» **What you should do**
In the listing below, locate the lines bearing the word "search". Copy every one of them.

################

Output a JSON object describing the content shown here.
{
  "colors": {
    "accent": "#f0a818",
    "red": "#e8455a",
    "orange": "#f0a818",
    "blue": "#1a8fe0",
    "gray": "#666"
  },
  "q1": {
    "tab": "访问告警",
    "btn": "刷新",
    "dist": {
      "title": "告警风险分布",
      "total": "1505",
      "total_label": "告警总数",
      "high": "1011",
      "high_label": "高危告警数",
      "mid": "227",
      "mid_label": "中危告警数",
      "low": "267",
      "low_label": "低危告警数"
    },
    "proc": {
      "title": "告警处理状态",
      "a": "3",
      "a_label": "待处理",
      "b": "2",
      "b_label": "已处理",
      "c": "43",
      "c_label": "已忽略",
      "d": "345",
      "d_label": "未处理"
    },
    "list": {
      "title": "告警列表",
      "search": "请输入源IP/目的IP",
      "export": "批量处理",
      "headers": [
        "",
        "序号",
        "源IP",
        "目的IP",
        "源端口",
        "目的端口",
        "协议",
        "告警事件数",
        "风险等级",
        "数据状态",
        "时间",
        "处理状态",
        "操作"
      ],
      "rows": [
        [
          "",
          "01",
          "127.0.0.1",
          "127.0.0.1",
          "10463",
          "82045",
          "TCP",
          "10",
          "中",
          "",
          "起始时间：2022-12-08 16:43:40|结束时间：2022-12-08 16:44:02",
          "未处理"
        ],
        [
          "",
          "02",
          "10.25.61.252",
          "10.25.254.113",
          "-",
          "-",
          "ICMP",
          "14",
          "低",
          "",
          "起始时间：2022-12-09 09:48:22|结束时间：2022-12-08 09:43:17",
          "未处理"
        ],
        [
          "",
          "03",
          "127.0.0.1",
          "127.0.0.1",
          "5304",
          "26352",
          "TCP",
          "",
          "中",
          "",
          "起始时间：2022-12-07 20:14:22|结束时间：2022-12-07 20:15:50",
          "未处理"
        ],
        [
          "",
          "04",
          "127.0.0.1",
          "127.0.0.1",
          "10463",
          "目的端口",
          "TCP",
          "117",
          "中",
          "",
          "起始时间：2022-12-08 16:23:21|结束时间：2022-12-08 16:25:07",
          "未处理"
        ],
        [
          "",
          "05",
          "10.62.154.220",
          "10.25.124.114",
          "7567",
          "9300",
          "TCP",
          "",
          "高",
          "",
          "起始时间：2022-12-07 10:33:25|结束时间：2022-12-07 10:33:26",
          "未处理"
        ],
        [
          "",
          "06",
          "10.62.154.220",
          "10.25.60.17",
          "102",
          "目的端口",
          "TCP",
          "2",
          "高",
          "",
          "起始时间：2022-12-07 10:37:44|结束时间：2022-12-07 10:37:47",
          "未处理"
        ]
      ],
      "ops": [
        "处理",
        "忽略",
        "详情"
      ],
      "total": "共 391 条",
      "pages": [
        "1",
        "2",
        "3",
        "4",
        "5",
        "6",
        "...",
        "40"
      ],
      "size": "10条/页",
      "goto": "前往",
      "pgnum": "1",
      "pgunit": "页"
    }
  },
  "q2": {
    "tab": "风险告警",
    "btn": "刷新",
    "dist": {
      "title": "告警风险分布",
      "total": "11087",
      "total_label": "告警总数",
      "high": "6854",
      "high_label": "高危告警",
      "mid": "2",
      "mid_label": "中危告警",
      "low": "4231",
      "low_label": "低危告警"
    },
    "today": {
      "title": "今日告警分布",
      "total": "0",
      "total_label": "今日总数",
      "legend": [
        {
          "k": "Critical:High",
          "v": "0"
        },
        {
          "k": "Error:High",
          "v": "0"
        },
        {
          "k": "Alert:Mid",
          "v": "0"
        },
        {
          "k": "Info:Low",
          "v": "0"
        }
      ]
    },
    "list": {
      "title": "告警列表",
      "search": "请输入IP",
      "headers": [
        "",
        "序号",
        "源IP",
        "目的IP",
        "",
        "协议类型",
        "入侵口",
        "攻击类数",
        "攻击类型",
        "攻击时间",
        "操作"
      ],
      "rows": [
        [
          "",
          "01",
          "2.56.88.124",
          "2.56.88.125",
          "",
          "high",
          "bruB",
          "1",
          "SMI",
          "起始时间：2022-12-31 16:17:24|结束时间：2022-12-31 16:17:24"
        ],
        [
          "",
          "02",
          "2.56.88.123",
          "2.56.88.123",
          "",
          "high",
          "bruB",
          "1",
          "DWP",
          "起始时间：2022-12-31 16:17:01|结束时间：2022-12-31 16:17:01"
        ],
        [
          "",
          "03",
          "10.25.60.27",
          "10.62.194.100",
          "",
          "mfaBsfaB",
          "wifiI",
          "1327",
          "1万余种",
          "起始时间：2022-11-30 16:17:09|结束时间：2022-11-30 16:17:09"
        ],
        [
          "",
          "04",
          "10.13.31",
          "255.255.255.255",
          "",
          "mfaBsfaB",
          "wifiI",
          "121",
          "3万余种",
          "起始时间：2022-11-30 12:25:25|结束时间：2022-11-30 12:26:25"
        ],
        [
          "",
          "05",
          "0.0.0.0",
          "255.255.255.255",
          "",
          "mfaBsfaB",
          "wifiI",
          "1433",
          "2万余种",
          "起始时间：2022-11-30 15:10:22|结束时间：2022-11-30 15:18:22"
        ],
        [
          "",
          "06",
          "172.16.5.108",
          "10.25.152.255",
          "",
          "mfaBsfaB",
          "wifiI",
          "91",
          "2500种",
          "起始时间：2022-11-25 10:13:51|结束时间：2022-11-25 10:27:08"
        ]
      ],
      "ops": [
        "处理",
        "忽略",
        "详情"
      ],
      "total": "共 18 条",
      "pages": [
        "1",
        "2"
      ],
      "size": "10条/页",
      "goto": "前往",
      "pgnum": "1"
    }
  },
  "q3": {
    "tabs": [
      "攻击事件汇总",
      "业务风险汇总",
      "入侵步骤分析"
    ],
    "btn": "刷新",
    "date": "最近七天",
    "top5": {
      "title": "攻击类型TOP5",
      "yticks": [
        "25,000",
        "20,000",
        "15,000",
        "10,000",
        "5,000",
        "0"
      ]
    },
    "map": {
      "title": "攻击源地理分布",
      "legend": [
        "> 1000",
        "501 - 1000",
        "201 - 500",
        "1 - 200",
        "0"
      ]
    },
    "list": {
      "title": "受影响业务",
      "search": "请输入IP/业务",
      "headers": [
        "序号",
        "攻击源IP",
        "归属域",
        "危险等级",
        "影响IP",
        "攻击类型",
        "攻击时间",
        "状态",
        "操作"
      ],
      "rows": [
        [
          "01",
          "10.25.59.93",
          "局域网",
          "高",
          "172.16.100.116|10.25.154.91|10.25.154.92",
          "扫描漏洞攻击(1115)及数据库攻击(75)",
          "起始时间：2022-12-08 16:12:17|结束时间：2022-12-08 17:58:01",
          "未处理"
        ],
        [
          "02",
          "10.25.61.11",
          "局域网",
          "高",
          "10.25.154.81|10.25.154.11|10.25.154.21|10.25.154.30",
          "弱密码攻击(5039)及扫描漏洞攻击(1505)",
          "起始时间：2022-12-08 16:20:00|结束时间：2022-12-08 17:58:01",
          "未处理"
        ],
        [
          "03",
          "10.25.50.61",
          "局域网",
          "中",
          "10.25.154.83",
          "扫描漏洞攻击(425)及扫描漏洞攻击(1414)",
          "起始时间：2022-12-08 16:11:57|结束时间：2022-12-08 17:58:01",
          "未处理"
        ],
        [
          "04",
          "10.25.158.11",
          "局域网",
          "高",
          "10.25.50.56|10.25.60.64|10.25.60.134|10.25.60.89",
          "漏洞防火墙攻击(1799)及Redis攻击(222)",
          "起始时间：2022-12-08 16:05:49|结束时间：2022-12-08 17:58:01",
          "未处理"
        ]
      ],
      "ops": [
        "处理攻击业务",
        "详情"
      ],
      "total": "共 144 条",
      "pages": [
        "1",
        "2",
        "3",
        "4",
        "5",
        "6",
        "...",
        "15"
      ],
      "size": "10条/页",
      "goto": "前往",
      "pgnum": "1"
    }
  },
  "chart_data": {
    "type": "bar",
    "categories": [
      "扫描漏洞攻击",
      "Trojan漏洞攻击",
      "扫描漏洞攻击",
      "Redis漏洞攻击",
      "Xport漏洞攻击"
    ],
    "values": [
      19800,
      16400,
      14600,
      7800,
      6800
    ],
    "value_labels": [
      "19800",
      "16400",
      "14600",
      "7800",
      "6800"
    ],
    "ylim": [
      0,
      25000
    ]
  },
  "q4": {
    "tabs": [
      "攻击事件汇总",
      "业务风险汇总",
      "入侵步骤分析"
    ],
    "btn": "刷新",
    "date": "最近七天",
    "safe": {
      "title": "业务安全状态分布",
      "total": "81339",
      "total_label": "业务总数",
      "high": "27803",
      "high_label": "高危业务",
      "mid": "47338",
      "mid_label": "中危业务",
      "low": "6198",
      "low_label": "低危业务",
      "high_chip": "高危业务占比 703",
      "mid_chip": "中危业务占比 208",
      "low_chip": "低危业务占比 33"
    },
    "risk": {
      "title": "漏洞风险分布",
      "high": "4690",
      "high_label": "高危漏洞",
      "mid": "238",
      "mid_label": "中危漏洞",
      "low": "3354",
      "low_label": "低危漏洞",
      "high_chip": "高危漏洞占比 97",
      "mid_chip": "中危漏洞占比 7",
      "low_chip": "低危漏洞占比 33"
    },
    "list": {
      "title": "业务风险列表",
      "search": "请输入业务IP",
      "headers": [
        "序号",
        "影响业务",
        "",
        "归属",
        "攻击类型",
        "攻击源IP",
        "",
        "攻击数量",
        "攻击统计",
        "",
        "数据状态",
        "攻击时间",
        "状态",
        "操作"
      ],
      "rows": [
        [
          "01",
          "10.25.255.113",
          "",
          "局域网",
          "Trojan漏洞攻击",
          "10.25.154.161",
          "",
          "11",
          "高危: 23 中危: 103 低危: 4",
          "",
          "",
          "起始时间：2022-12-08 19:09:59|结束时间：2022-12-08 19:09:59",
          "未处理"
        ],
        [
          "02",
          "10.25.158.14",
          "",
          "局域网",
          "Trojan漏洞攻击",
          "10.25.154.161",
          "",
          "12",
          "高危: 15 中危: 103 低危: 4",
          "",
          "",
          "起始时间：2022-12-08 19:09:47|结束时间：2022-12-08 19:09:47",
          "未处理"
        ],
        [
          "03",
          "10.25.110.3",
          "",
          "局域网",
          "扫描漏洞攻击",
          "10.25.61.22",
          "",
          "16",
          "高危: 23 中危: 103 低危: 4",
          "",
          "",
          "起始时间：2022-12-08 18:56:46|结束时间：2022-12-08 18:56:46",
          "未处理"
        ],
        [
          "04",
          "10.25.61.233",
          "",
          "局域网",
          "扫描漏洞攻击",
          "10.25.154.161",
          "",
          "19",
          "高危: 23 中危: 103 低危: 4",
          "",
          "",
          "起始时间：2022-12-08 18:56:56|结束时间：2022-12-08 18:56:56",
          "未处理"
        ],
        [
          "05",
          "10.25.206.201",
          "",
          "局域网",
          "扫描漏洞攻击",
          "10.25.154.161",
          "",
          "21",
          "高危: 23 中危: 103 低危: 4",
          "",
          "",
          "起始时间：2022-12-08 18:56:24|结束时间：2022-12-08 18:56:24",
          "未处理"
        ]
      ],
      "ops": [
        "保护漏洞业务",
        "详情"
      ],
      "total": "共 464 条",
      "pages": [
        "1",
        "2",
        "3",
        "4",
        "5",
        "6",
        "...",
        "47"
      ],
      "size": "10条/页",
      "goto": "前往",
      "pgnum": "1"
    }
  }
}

################

» **Expected answer**
      "search": "请输入源IP/目的IP",
      "search": "请输入IP",
      "search": "请输入IP/业务",
      "search": "请输入业务IP",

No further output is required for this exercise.